--- TEXTAUSZUG ---
Ein Passeirer Ehepaar mit sorgfältig ausgewählten Objekten, die Besitz und Reichtum demonstrieren. © Palais Mamming Museum

 

Wenn plötzlich zwei alte Porträts auftauchen. Und mit ihnen viele neue Fragen.

 

Von Judith Schwarz

 

Es begann an einem Sonntag kurz vor 12 Uhr. Der Kunsthistoriker Hanns-Paul Ties schrieb eine E-Mail ans Museum: Hab gestern ein bisschen in der Südtiroler Kulturgüter-Datenbank geschmökert (…): Darunter sind zwei hübsche Porträts aus Moos. Der beigefügte Link führte zu einem gealterten Ehepaar auf zwei separaten Bildtafeln im Palais Mamming Museum in Meran. Die Qualität der Schwarz-Weiß-Fotos war steigerungsfähig. Aber die Notizen Porträt von einem M. Hofer und aus der Konkursmasse des Wirtes in Moos (Passeier) ließ erahnen, dass es sich um den Mooserwirt Michael Hofer und seine Gattin handeln würde.

Bildschön: Ein Ehepaar aus Moos lässt sich im 18. Jahrhundert porträtieren. Der erste Gedanke: Ein Porträt des berühmt-berüchtigten Michael Hofer (1696–1765), dem zu seiner Zeit reichsten Passeirer. War ja klar, dass irgendwann ein Bild von ihm auftauchen musste. Endlich würde man ihn sich „bildlich“ vorstellen können. Der zweite Gedanke: Bemerkenswert, seine Frau durfte auch verewigt werden. Damit muss es das älteste Porträt einer nichtadligen Passeirerin sein, älter als die Bildnisse der Sandwirtin Anna Ladurner. Und Gedanke Nummer drei war dann sozusagen die Vereinigung der beiden vorhergehenden: Ein frühes Bildnispaar von Passeirer Eheleuten, das hatten wir so auch noch nicht.
--- DATENSÄTZE ---
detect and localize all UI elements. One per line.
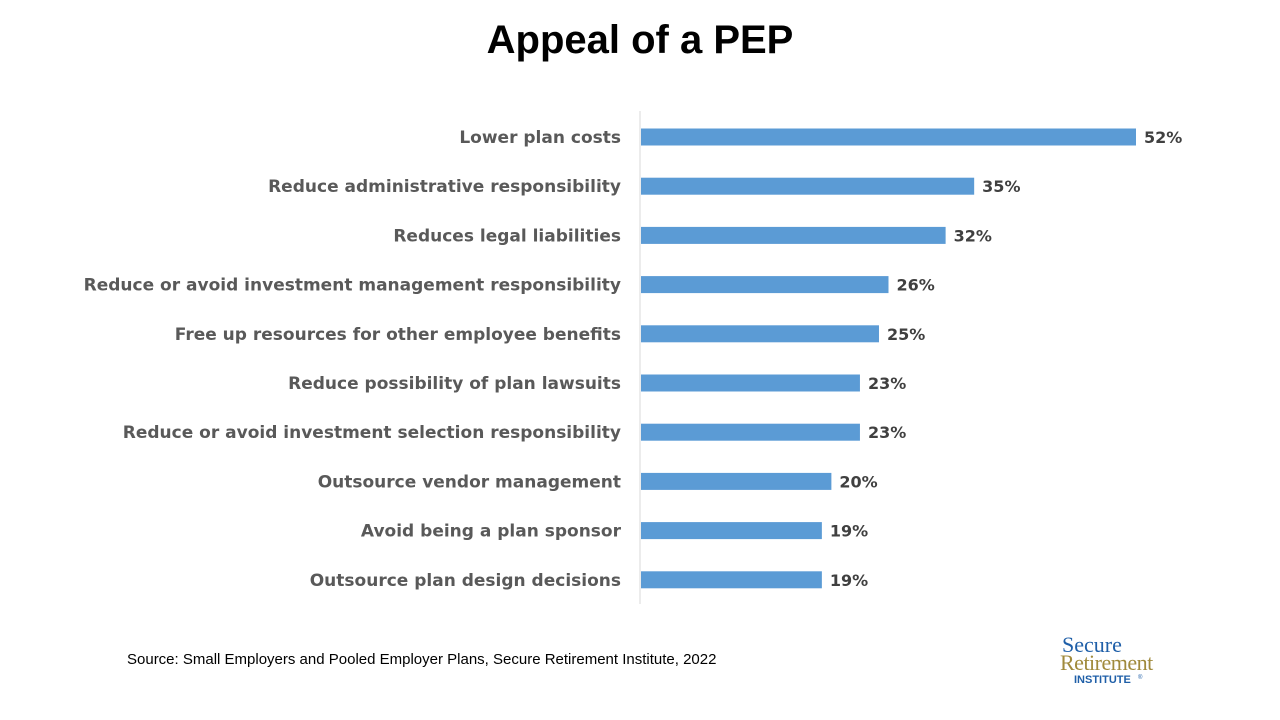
- category-label: Reduce possibility of plan lawsuits: [288, 374, 621, 394]
- data-label: 25%: [887, 325, 925, 344]
- logo-line-institute: INSTITUTE: [1074, 674, 1131, 686]
- bar: [641, 276, 889, 294]
- category-label: Outsource plan design decisions: [310, 571, 621, 591]
- data-label: 23%: [868, 423, 906, 442]
- category-label: Reduces legal liabilities: [393, 226, 621, 246]
- bar: [641, 325, 879, 343]
- logo-line-retirement: Retirement: [1060, 650, 1153, 675]
- category-label: Outsource vendor management: [318, 472, 621, 492]
- bar: [641, 472, 832, 490]
- category-label: Reduce administrative responsibility: [268, 177, 621, 197]
- category-label: Lower plan costs: [459, 128, 621, 148]
- data-label: 52%: [1144, 128, 1182, 147]
- data-label: 32%: [954, 226, 992, 245]
- secure-retirement-institute-logo: Secure Retirement INSTITUTE ®: [1060, 632, 1154, 686]
- data-label: 23%: [868, 374, 906, 393]
- data-label: 20%: [839, 472, 877, 491]
- category-label: Reduce or avoid investment selection res…: [123, 423, 621, 443]
- bar: [641, 128, 1136, 146]
- bar: [641, 177, 975, 195]
- bar: [641, 423, 860, 441]
- category-label: Free up resources for other employee ben…: [175, 325, 621, 345]
- chart-title: Appeal of a PEP: [486, 18, 794, 62]
- bar: [641, 522, 822, 540]
- data-label: 26%: [897, 276, 935, 295]
- bar: [641, 374, 860, 392]
- logo-registered-mark: ®: [1138, 674, 1143, 681]
- source-note: Source: Small Employers and Pooled Emplo…: [127, 651, 717, 668]
- bar: [641, 226, 946, 244]
- bar: [641, 571, 822, 589]
- data-label: 19%: [830, 571, 868, 590]
- data-label: 35%: [982, 177, 1020, 196]
- category-label: Reduce or avoid investment management re…: [84, 276, 621, 296]
- logo-line-secure: Secure: [1062, 632, 1122, 657]
- data-label: 19%: [830, 522, 868, 541]
- category-label: Avoid being a plan sponsor: [361, 522, 622, 542]
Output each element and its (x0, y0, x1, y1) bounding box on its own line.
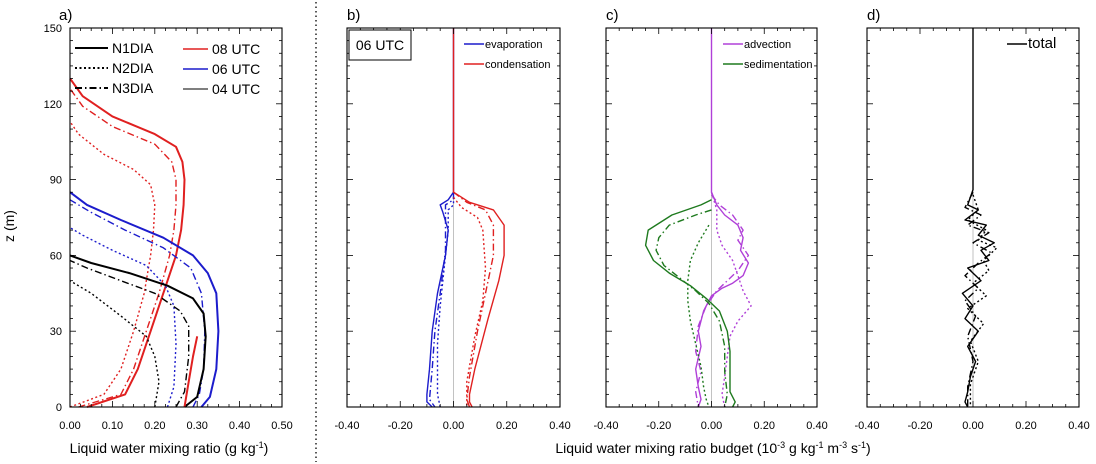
series-line (964, 191, 993, 407)
legend-label: 08 UTC (212, 41, 260, 57)
x-tick-label: 0.00 (962, 420, 983, 432)
x-tick-label: 0.20 (754, 420, 775, 432)
x-tick-label: 0.50 (271, 420, 292, 432)
series-line (69, 191, 220, 408)
y-tick-label: 150 (44, 23, 62, 35)
x-axis-label-left: Liquid water mixing ratio (g kg-1) (70, 440, 269, 456)
x-tick-label: 0.20 (144, 420, 165, 432)
series-line (436, 192, 455, 408)
series-line (710, 191, 752, 408)
x-tick-label: -0.20 (907, 420, 932, 432)
series-line (69, 259, 190, 408)
x-tick-label: -0.40 (854, 420, 879, 432)
x-tick-label: 0.20 (1015, 420, 1036, 432)
time-label: 06 UTC (356, 37, 404, 53)
x-tick-label: 0.40 (549, 420, 570, 432)
legend-label: 06 UTC (212, 61, 260, 77)
series-line (961, 28, 995, 408)
panel-label: a) (59, 7, 72, 24)
legend-label: condensation (485, 59, 550, 71)
legend-label: N3DIA (112, 80, 154, 96)
panel-label: c) (606, 7, 619, 24)
panel-label: b) (347, 7, 360, 24)
panel-label: d) (867, 7, 880, 24)
x-tick-label: 0.00 (59, 420, 80, 432)
series-line (69, 226, 177, 408)
y-tick-label: 120 (44, 99, 62, 111)
x-tick-label: 0.40 (806, 420, 827, 432)
legend-label: evaporation (485, 39, 543, 51)
series-line (644, 199, 736, 408)
series-line (453, 191, 495, 408)
y-tick-label: 90 (50, 175, 62, 187)
series-line (687, 224, 710, 408)
series-line (69, 254, 207, 408)
series-line (69, 199, 206, 408)
series-line (69, 77, 186, 408)
y-axis-label: z (m) (1, 210, 17, 242)
legend-label: N2DIA (112, 60, 154, 76)
y-tick-label: 60 (50, 250, 62, 262)
series-line (69, 88, 177, 408)
x-tick-label: 0.10 (102, 420, 123, 432)
legend-label: 04 UTC (212, 81, 260, 97)
series-line (426, 28, 455, 408)
series-line (452, 196, 487, 407)
series-line (695, 194, 750, 408)
y-tick-label: 30 (50, 326, 62, 338)
x-tick-label: 0.00 (701, 420, 722, 432)
series-line (69, 280, 160, 408)
legend-label: total (1028, 35, 1056, 52)
x-tick-label: 0.00 (443, 420, 464, 432)
x-tick-label: -0.40 (593, 420, 618, 432)
x-tick-label: -0.20 (388, 420, 413, 432)
legend-label: advection (744, 39, 791, 51)
time-label-box (348, 29, 412, 61)
legend-label: sedimentation (744, 59, 813, 71)
x-tick-label: 0.40 (1068, 420, 1089, 432)
series-line (967, 194, 998, 407)
series-line (452, 28, 505, 408)
x-tick-label: 0.20 (496, 420, 517, 432)
x-tick-label: 0.30 (186, 420, 207, 432)
x-tick-label: 0.40 (229, 420, 250, 432)
series-line (428, 192, 455, 408)
series-line (69, 121, 156, 408)
x-tick-label: -0.40 (334, 420, 359, 432)
legend-label: N1DIA (112, 40, 154, 56)
series-line (695, 28, 750, 408)
x-tick-label: -0.20 (646, 420, 671, 432)
x-axis-label-right: Liquid water mixing ratio budget (10-3 g… (555, 440, 870, 456)
series-line (183, 336, 199, 408)
y-tick-label: 0 (56, 402, 62, 414)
---
KURZE AUFGABE 1:
Wie lautet der Satz „Die Qualität der Schwarz-Weiß-Fotos war steigerungsfähig.“ aus dem Text über die Porträts aus Moos auf Englisch?
KURZE AUFGABE 2:
In welchem Museum befinden sich laut dem Text über die Porträts aus Moos die beiden Bildtafeln?
KURZE AUFGABE 3:
Schreibe den Text über die Porträts aus Moos nach seinem letzten Satz weiter.

LÖSUNG DER ÜBUNG 1:
The quality of the black-and-white photos left room for improvement.

LÖSUNG DER ÜBUNG 2:
Im Palais Mamming Museum in Meran.

LÖSUNG DER ÜBUNG 3:
Ties und Teis: Wenn das kein Zufall ist. So jemand wie Michael Hofer, der durch männliche Schönheit und klugen Geist angeblich sogar Maria Theresia zu beeindrucken vermochte, war natürlich öfters verheiratet. Als Waise hatte er blutjung das Gasthaus Mooserwirt in Moos übernommen und geheiratet, sobald er volljährig war. Da seine erste Gattin nach vier Jahren Ehe starb, heiratete er – nach dreimonatiger Trauerzeit – Magdalena Teis, die dargestellte Frau auf dem Pendant zu Michael Hofers Porträt. Während wir aber, wenn wir wollten, zu Michael Hofer eine lange Liste an Geschäftsbeziehungen, Güterbesitz und Geldanhäufungen tippen könnten, war Magdalena Teis bislang „unsichtbar“. Der Fund von Hanns-Paul Ties forderte uns zur Beschäftigung mit der Teisin heraus.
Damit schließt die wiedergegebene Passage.